▸ Exercise objective: From the entries below, count the lines with "value". Write only the count.

** START Items **

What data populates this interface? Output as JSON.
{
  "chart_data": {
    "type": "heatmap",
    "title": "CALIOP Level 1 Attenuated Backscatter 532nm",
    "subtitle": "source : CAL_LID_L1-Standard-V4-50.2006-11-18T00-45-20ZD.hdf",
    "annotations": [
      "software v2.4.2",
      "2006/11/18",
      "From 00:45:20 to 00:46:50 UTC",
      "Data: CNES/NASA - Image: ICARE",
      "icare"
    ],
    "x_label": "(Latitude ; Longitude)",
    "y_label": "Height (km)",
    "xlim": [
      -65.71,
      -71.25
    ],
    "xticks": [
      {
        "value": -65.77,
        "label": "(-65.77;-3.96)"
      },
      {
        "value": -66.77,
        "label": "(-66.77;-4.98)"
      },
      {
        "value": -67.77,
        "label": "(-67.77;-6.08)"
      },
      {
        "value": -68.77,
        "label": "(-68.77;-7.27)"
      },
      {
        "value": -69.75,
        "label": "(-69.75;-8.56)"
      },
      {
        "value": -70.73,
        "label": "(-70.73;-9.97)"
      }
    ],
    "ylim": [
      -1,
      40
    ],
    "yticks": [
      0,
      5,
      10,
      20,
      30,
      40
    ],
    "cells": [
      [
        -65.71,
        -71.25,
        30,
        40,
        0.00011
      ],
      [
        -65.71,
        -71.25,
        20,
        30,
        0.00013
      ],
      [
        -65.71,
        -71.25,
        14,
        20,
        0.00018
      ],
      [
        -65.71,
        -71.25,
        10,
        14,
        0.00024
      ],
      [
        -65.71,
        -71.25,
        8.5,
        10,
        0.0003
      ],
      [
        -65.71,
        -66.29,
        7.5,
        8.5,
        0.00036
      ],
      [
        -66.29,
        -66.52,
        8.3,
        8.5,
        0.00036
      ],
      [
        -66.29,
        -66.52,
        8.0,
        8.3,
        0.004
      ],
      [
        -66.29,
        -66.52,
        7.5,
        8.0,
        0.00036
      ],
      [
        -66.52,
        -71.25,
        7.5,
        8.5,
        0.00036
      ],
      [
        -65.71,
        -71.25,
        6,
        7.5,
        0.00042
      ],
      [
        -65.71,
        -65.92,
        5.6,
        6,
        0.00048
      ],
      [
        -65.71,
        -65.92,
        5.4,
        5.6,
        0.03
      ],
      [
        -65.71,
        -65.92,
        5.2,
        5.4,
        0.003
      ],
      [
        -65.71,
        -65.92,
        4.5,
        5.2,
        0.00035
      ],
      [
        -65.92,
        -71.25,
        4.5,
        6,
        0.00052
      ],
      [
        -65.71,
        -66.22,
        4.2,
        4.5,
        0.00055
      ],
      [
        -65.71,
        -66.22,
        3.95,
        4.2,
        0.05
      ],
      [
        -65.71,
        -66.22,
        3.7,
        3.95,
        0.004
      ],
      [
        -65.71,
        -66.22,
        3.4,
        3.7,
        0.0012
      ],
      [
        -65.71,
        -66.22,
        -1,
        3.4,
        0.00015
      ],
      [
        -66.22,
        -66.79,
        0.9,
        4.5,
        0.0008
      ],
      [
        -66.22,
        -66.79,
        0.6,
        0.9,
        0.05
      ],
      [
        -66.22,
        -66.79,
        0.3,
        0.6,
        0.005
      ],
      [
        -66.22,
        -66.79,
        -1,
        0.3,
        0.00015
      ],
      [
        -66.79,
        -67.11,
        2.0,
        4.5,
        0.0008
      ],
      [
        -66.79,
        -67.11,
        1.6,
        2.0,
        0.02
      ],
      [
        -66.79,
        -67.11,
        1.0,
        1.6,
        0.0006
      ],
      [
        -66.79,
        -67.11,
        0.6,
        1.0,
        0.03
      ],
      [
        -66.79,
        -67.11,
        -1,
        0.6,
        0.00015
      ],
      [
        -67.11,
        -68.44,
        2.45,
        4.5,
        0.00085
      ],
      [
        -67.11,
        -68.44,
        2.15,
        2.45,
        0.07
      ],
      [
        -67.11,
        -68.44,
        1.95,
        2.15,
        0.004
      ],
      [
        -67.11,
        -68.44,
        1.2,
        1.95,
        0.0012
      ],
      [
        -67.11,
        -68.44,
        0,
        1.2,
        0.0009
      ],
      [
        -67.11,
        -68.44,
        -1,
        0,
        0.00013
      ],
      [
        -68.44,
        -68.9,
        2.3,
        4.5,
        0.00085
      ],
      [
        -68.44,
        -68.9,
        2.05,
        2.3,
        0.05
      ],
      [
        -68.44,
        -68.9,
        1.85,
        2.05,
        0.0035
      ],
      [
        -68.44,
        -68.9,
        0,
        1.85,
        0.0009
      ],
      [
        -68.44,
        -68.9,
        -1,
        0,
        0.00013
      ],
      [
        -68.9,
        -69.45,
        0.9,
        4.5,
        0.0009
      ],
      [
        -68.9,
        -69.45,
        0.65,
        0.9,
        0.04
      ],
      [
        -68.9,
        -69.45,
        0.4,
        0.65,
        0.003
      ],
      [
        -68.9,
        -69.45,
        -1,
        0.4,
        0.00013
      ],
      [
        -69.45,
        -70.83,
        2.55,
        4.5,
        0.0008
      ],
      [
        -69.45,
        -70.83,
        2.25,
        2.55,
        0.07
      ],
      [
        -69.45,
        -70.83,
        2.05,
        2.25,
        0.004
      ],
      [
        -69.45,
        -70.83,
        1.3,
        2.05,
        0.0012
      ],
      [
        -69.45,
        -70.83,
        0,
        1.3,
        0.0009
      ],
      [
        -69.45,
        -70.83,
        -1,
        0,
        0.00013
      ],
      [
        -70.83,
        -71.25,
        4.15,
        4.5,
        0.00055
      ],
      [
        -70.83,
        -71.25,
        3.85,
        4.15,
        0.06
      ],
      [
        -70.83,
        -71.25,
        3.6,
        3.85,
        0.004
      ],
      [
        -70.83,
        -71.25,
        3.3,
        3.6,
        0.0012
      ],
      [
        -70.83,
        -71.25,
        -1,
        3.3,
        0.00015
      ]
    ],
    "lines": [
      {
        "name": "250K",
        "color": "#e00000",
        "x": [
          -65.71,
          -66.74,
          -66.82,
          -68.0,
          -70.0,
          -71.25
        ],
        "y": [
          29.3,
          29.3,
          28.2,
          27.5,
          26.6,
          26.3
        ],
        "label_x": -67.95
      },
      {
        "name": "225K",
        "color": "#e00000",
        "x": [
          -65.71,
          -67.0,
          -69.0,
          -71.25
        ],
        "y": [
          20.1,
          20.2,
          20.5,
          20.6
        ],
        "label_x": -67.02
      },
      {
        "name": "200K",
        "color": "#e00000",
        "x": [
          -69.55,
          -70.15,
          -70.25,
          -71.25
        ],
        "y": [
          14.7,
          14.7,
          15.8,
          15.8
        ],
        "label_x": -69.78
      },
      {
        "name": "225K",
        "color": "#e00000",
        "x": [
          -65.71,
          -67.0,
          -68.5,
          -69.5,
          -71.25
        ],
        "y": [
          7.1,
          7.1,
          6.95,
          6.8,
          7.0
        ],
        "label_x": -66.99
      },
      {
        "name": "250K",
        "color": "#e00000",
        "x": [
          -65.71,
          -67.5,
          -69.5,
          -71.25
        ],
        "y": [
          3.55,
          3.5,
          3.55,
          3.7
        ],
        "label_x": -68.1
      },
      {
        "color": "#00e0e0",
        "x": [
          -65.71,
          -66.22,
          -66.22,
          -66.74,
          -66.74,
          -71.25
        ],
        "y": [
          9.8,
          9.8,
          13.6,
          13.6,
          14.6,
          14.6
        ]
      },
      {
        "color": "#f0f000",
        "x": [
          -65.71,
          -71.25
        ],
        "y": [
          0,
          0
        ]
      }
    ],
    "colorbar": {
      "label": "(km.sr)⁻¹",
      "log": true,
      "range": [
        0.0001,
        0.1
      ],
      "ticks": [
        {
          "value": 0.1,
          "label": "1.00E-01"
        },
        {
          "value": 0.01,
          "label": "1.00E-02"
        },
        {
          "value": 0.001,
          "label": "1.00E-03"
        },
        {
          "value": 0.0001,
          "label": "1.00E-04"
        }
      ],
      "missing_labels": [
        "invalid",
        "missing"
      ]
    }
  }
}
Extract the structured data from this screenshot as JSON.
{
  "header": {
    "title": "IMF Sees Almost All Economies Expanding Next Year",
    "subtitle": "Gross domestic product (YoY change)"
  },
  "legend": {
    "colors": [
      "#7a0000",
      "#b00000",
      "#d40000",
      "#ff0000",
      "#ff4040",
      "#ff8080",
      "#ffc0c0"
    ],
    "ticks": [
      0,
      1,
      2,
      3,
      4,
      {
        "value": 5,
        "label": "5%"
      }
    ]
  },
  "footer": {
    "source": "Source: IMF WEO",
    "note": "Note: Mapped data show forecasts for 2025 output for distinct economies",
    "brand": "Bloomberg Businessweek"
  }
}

** END Items **

▸ Answer for the task: 11